● **Stated problem**: Filter out everything except lines holding "this".

● **Records to use**:
-------------------------
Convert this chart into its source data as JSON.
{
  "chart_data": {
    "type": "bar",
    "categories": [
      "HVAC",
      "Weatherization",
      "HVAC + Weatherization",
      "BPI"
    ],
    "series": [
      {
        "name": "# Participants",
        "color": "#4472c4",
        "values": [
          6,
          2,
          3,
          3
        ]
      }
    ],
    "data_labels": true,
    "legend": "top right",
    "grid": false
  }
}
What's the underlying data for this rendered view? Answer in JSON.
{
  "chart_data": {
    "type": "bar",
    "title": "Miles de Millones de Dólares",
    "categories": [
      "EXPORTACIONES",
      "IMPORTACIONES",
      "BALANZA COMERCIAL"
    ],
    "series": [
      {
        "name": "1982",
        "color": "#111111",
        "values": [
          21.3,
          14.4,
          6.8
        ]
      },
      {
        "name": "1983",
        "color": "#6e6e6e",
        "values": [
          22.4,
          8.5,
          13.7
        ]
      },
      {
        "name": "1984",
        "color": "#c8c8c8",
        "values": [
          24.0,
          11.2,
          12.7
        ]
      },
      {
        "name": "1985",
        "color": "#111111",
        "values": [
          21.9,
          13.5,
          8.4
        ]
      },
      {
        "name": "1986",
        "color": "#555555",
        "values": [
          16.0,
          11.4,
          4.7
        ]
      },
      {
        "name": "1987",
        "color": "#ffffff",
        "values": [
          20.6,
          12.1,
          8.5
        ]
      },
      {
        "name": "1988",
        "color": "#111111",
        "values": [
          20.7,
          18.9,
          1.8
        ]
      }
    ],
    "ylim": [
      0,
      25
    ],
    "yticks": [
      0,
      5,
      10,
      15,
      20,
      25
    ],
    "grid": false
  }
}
-------------------------
● **Answer**:
Convert this chart into its source data as JSON.
What's the underlying data for this rendered view? Answer in JSON.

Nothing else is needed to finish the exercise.